◆ **Problem description**: All records are to be retyped faithfully and completely.

◆ **Part of a data file**:
★ ★ ★ ★ ★ ★ ★

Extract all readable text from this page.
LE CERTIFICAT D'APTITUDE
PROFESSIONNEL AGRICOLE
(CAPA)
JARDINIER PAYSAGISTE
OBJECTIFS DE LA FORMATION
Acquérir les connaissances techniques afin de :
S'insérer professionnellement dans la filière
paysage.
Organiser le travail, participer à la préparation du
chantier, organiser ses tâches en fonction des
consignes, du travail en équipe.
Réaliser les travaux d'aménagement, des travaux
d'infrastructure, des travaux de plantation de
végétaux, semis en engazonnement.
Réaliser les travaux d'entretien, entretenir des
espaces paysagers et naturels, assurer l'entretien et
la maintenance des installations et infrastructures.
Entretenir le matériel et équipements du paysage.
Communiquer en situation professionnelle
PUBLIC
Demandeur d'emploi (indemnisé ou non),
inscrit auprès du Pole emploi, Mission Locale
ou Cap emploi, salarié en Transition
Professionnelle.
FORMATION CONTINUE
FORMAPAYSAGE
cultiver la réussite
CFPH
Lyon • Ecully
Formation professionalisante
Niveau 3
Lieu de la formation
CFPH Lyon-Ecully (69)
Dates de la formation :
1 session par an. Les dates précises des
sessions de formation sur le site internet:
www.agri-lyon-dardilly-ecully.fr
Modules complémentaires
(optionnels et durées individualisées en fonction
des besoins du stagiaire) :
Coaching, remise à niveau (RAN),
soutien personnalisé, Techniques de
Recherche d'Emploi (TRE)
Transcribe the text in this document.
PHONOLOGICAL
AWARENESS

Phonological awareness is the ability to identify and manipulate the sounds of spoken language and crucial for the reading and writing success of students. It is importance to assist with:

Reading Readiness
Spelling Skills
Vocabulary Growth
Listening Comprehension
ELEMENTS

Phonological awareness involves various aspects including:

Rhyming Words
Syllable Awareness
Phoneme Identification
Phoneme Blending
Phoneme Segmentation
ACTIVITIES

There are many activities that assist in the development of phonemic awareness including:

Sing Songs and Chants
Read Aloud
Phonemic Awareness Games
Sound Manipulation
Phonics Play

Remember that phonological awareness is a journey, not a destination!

★ ★ ★ ★ ★ ★ ★

◆ **The answer**:
Extract all readable text from this page.
LE CERTIFICAT D'APTITUDE
PROFESSIONNEL AGRICOLE
(CAPA)
JARDINIER PAYSAGISTE
OBJECTIFS DE LA FORMATION
Acquérir les connaissances techniques afin de :
S'insérer professionnellement dans la filière
paysage.
Organiser le travail, participer à la préparation du
chantier, organiser ses tâches en fonction des
consignes, du travail en équipe.
Réaliser les travaux d'aménagement, des travaux
d'infrastructure, des travaux de plantation de
végétaux, semis en engazonnement.
Réaliser les travaux d'entretien, entretenir des
espaces paysagers et naturels, assurer l'entretien et
la maintenance des installations et infrastructures.
Entretenir le matériel et équipements du paysage.
Communiquer en situation professionnelle
PUBLIC
Demandeur d'emploi (indemnisé ou non),
inscrit auprès du Pole emploi, Mission Locale
ou Cap emploi, salarié en Transition
Professionnelle.
FORMATION CONTINUE
FORMAPAYSAGE
cultiver la réussite
CFPH
Lyon • Ecully
Formation professionalisante
Niveau 3
Lieu de la formation
CFPH Lyon-Ecully (69)
Dates de la formation :
1 session par an. Les dates précises des
sessions de formation sur le site internet:
www.agri-lyon-dardilly-ecully.fr
Modules complémentaires
(optionnels et durées individualisées en fonction
des besoins du stagiaire) :
Coaching, remise à niveau (RAN),
soutien personnalisé, Techniques de
Recherche d'Emploi (TRE)
Transcribe the text in this document.
PHONOLOGICAL
AWARENESS

Phonological awareness is the ability to identify and manipulate the sounds of spoken language and crucial for the reading and writing success of students. It is importance to assist with:

Reading Readiness
Spelling Skills
Vocabulary Growth
Listening Comprehension
ELEMENTS

Phonological awareness involves various aspects including:

Rhyming Words
Syllable Awareness
Phoneme Identification
Phoneme Blending
Phoneme Segmentation
ACTIVITIES

There are many activities that assist in the development of phonemic awareness including:

Sing Songs and Chants
Read Aloud
Phonemic Awareness Games
Sound Manipulation
Phonics Play

Remember that phonological awareness is a journey, not a destination!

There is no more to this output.